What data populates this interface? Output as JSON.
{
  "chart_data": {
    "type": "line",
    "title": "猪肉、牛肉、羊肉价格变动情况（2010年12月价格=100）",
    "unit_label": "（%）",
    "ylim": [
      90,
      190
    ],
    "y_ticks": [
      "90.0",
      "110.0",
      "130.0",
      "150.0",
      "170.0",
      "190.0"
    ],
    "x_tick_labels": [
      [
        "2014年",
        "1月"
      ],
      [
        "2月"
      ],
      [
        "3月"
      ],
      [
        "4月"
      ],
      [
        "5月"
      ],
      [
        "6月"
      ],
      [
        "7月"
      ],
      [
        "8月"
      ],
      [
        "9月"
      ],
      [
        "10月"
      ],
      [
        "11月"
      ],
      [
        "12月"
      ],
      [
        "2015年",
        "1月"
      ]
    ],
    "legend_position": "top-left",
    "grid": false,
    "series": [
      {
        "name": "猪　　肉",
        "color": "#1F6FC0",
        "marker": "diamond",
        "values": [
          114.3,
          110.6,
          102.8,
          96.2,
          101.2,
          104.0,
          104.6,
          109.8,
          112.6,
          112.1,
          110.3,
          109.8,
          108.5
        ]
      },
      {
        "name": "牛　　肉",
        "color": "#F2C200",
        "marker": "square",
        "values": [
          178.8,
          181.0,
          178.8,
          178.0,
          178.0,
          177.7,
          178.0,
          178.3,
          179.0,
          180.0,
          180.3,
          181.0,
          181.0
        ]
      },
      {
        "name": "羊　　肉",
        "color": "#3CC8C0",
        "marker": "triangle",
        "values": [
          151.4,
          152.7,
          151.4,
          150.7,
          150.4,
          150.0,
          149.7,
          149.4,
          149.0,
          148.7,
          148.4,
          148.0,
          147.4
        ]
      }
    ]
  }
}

^^^^^^^^

▶ _Work to complete_
Print the whole listing exactly as it is.

▶ _Response_
What data populates this interface? Output as JSON.
{
  "chart_data": {
    "type": "line",
    "title": "猪肉、牛肉、羊肉价格变动情况（2010年12月价格=100）",
    "unit_label": "（%）",
    "ylim": [
      90,
      190
    ],
    "y_ticks": [
      "90.0",
      "110.0",
      "130.0",
      "150.0",
      "170.0",
      "190.0"
    ],
    "x_tick_labels": [
      [
        "2014年",
        "1月"
      ],
      [
        "2月"
      ],
      [
        "3月"
      ],
      [
        "4月"
      ],
      [
        "5月"
      ],
      [
        "6月"
      ],
      [
        "7月"
      ],
      [
        "8月"
      ],
      [
        "9月"
      ],
      [
        "10月"
      ],
      [
        "11月"
      ],
      [
        "12月"
      ],
      [
        "2015年",
        "1月"
      ]
    ],
    "legend_position": "top-left",
    "grid": false,
    "series": [
      {
        "name": "猪　　肉",
        "color": "#1F6FC0",
        "marker": "diamond",
        "values": [
          114.3,
          110.6,
          102.8,
          96.2,
          101.2,
          104.0,
          104.6,
          109.8,
          112.6,
          112.1,
          110.3,
          109.8,
          108.5
        ]
      },
      {
        "name": "牛　　肉",
        "color": "#F2C200",
        "marker": "square",
        "values": [
          178.8,
          181.0,
          178.8,
          178.0,
          178.0,
          177.7,
          178.0,
          178.3,
          179.0,
          180.0,
          180.3,
          181.0,
          181.0
        ]
      },
      {
        "name": "羊　　肉",
        "color": "#3CC8C0",
        "marker": "triangle",
        "values": [
          151.4,
          152.7,
          151.4,
          150.7,
          150.4,
          150.0,
          149.7,
          149.4,
          149.0,
          148.7,
          148.4,
          148.0,
          147.4
        ]
      }
    ]
  }
}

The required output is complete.